— Your objective —
Copy every line of the data in which the word "What" occurs.

⁂

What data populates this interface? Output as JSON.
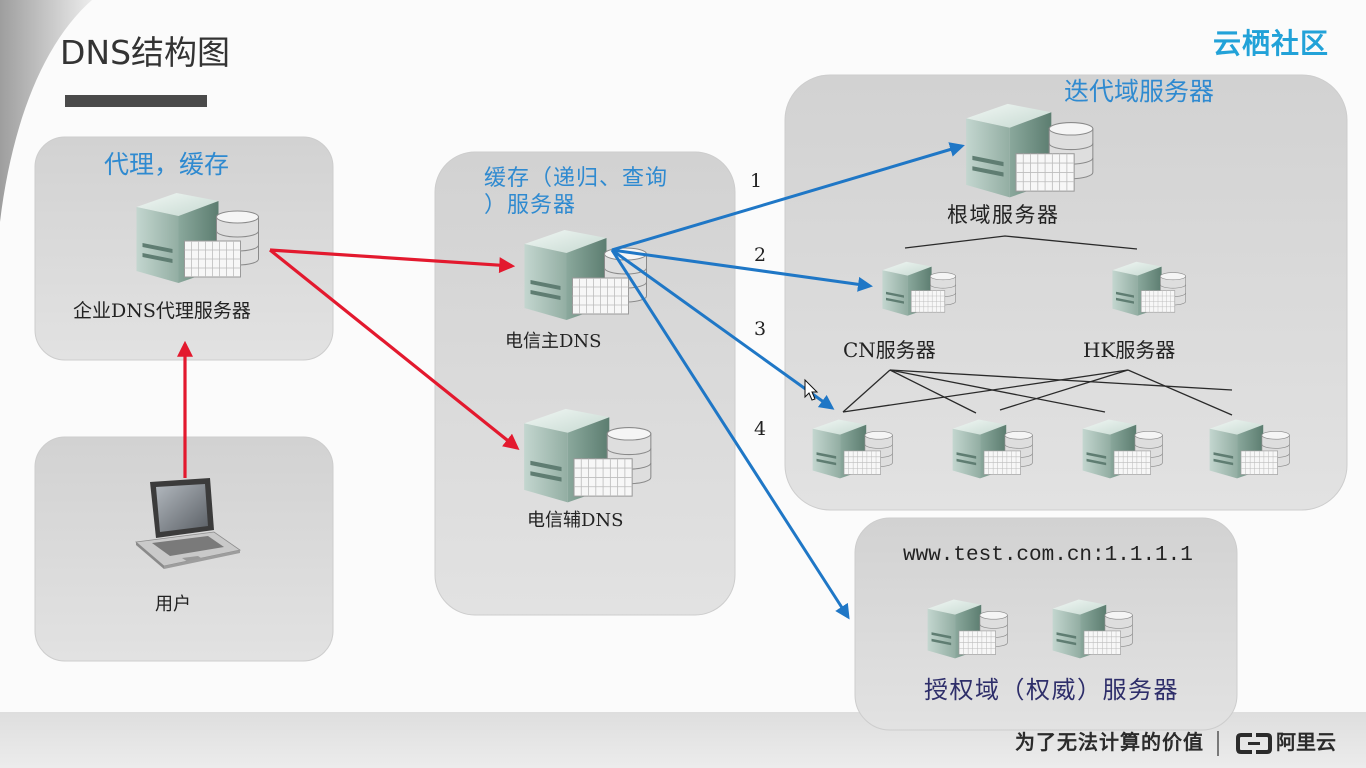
{
  "slide": {
    "title": "DNS结构图",
    "logo_text": "云栖社区"
  },
  "proxy_box": {
    "label": "代理，缓存",
    "server_label": "企业DNS代理服务器"
  },
  "user_box": {
    "label": "用户"
  },
  "recursive_box": {
    "label_line1": "缓存（递归、查询",
    "label_line2": "）服务器",
    "primary_label": "电信主DNS",
    "secondary_label": "电信辅DNS"
  },
  "iterative_box": {
    "label": "迭代域服务器",
    "root_label": "根域服务器",
    "cn_label": "CN服务器",
    "hk_label": "HK服务器"
  },
  "query_steps": [
    "1",
    "2",
    "3",
    "4"
  ],
  "authoritative_box": {
    "record": "www.test.com.cn:1.1.1.1",
    "label": "授权域（权威）服务器"
  },
  "footer": {
    "slogan": "为了无法计算的价值",
    "brand": "阿里云"
  },
  "colors": {
    "label_blue": "#2f8ad0",
    "request_arrow": "#e3192e",
    "query_arrow": "#1f77c6",
    "logo_teal": "#22a2d8",
    "auth_label": "#2e2e6a"
  },
  "icons": [
    "server-icon",
    "laptop-icon",
    "aliyun-logo-icon",
    "mouse-cursor-icon"
  ]
}
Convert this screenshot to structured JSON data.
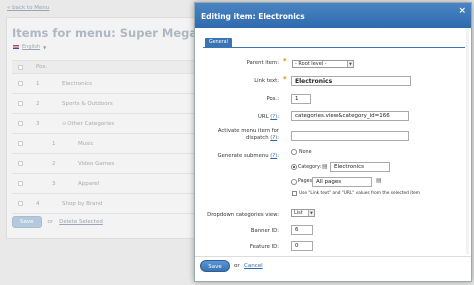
{
  "background": {
    "back_link": "« back to Menu",
    "title": "Items for menu: Super Mega Menu",
    "language": "English",
    "table_header_pos": "Pos.",
    "rows": [
      {
        "pos": "1",
        "name": "Electronics",
        "indent": 0,
        "expander": ""
      },
      {
        "pos": "2",
        "name": "Sports & Outdoors",
        "indent": 0,
        "expander": ""
      },
      {
        "pos": "3",
        "name": "Other Categories",
        "indent": 0,
        "expander": "⊖"
      },
      {
        "pos": "1",
        "name": "Music",
        "indent": 1,
        "expander": ""
      },
      {
        "pos": "2",
        "name": "Video Games",
        "indent": 1,
        "expander": ""
      },
      {
        "pos": "3",
        "name": "Apparel",
        "indent": 1,
        "expander": ""
      },
      {
        "pos": "4",
        "name": "Shop by Brand",
        "indent": 0,
        "expander": ""
      }
    ],
    "save_label": "Save",
    "or_label": "or",
    "delete_label": "Delete Selected"
  },
  "dialog": {
    "title": "Editing item: Electronics",
    "close": "×",
    "tab": "General",
    "parent_item_label": "Parent item:",
    "parent_item_value": "- Root level -",
    "link_text_label": "Link text:",
    "link_text_value": "Electronics",
    "pos_label": "Pos.:",
    "pos_value": "1",
    "url_label": "URL",
    "help_marker": "(?)",
    "url_value": "categories.view&category_id=166",
    "activate_label_line1": "Activate menu item for",
    "activate_label_line2": "dispatch",
    "generate_label": "Generate submenu",
    "none_label": "None",
    "category_label": "Category:",
    "category_value": "Electronics",
    "pages_label": "Pages:",
    "pages_value": "All pages",
    "use_text_label": "Use \"Link text\" and \"URL\" values from the selected item",
    "dropdown_view_label": "Dropdown categories view:",
    "dropdown_view_value": "List",
    "banner_label": "Banner ID:",
    "banner_value": "6",
    "feature_label": "Feature ID:",
    "feature_value": "0",
    "save_label": "Save",
    "or_label": "or",
    "cancel_label": "Cancel"
  }
}
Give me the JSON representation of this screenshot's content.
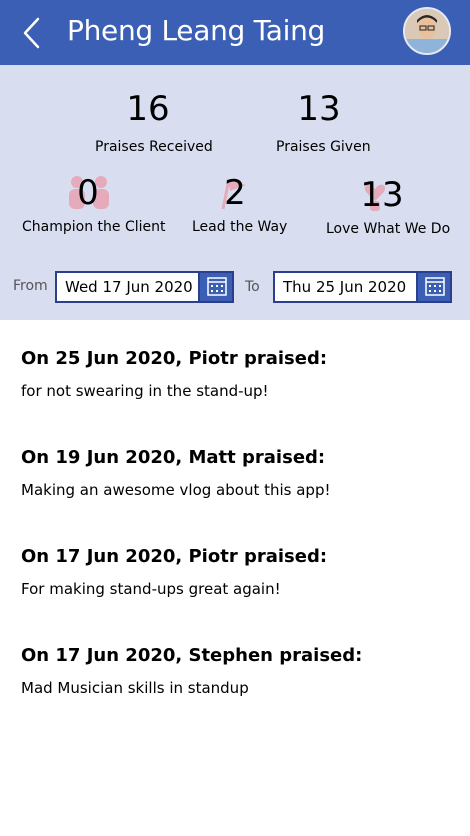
{
  "header": {
    "title": "Pheng Leang Taing"
  },
  "stats": {
    "praises_received": {
      "value": "16",
      "label": "Praises Received"
    },
    "praises_given": {
      "value": "13",
      "label": "Praises Given"
    },
    "values": [
      {
        "value": "0",
        "label": "Champion the Client",
        "icon": "people-icon"
      },
      {
        "value": "2",
        "label": "Lead the Way",
        "icon": "flag-icon"
      },
      {
        "value": "13",
        "label": "Love What We Do",
        "icon": "heart-hands-icon"
      }
    ]
  },
  "date_filter": {
    "from_label": "From",
    "from_value": "Wed 17 Jun 2020",
    "to_label": "To",
    "to_value": "Thu 25 Jun 2020"
  },
  "feed": [
    {
      "heading": "On 25 Jun 2020, Piotr praised:",
      "message": "for not swearing in the stand-up!"
    },
    {
      "heading": "On 19 Jun 2020, Matt praised:",
      "message": "Making an awesome vlog about this app!"
    },
    {
      "heading": "On 17 Jun 2020, Piotr praised:",
      "message": "For making stand-ups great again!"
    },
    {
      "heading": "On 17 Jun 2020, Stephen praised:",
      "message": "Mad Musician skills in standup"
    }
  ],
  "colors": {
    "header_bg": "#3a5fb5",
    "stats_bg": "#d8deef",
    "accent": "#2c3e8e",
    "deco": "#e8a3b3"
  }
}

⁂

— Reply to the exercise —
What data populates this interface? Output as JSON.
        "label": "Love What We Do",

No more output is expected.